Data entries
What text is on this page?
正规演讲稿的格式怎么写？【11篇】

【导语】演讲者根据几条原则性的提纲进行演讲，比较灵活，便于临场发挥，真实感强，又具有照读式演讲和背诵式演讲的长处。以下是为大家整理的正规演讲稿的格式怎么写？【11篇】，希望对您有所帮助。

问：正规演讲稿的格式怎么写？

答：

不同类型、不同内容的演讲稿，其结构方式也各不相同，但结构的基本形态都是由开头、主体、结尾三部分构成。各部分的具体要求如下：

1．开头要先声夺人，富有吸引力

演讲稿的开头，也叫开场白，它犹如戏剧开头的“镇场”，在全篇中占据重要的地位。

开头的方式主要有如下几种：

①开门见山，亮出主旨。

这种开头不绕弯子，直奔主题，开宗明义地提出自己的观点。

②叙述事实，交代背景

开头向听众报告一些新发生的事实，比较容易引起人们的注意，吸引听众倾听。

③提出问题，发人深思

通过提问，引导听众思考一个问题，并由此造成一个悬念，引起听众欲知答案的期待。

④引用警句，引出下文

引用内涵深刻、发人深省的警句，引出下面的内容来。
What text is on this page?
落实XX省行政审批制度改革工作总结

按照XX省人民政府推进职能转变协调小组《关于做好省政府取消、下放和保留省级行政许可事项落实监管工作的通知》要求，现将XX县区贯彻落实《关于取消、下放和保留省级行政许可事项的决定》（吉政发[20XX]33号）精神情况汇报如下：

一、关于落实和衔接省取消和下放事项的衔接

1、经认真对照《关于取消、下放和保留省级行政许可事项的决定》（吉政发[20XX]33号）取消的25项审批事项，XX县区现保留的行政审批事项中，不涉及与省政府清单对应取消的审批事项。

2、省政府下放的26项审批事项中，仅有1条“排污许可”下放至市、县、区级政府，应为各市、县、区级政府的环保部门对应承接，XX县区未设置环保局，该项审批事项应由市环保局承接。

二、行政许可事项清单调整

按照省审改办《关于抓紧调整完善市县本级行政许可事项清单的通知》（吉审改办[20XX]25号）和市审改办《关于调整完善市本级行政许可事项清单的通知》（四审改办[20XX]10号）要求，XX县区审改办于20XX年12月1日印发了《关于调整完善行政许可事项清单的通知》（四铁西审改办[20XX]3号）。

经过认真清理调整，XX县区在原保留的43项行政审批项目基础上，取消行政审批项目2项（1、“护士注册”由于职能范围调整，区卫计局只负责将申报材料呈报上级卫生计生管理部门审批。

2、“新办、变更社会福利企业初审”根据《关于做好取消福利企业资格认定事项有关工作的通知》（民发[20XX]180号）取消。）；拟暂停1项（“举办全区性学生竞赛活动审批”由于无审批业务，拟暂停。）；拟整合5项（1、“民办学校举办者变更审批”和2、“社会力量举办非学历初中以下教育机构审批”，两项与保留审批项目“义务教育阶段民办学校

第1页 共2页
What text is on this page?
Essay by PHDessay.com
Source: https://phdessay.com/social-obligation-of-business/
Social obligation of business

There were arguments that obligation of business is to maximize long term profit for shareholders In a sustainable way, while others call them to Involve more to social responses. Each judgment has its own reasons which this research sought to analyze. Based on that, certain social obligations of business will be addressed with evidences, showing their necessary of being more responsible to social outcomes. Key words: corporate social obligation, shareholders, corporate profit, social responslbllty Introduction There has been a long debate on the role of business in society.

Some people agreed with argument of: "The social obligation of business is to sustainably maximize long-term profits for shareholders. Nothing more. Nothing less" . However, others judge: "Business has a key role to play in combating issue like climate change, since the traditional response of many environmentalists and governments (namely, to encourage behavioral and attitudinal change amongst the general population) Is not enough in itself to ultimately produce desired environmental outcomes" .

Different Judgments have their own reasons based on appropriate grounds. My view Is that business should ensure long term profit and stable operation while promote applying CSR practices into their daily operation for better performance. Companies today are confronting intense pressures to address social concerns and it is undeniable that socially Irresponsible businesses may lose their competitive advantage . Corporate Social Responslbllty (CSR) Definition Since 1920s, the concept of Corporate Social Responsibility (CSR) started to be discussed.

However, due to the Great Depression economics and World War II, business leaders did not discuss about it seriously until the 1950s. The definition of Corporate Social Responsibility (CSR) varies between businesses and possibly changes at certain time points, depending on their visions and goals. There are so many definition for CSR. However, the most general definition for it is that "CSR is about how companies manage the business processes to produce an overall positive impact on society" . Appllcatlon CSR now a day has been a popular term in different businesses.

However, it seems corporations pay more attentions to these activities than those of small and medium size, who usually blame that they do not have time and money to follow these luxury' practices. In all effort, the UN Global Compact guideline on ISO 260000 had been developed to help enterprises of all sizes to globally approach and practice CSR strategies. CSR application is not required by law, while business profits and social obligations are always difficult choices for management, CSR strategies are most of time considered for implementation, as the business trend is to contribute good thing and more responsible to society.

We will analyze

_Given instruction_. In the entries above, find every line holding the word "many" and copy it out.

_Completed task_.
Some people agreed with argument of: "The social obligation of business is to sustainably maximize long-term profits for shareholders. Nothing more. Nothing less" . However, others judge: "Business has a key role to play in combating issue like climate change, since the traditional response of many environmentalists and governments (namely, to encourage behavioral and attitudinal change amongst the general population) Is not enough in itself to ultimately produce desired environmental outcomes" .
However, due to the Great Depression economics and World War II, business leaders did not discuss about it seriously until the 1950s. The definition of Corporate Social Responsibility (CSR) varies between businesses and possibly changes at certain time points, depending on their visions and goals. There are so many definition for CSR. However, the most general definition for it is that "CSR is about how companies manage the business processes to produce an overall positive impact on society" . Appllcatlon CSR now a day has been a popular term in different businesses.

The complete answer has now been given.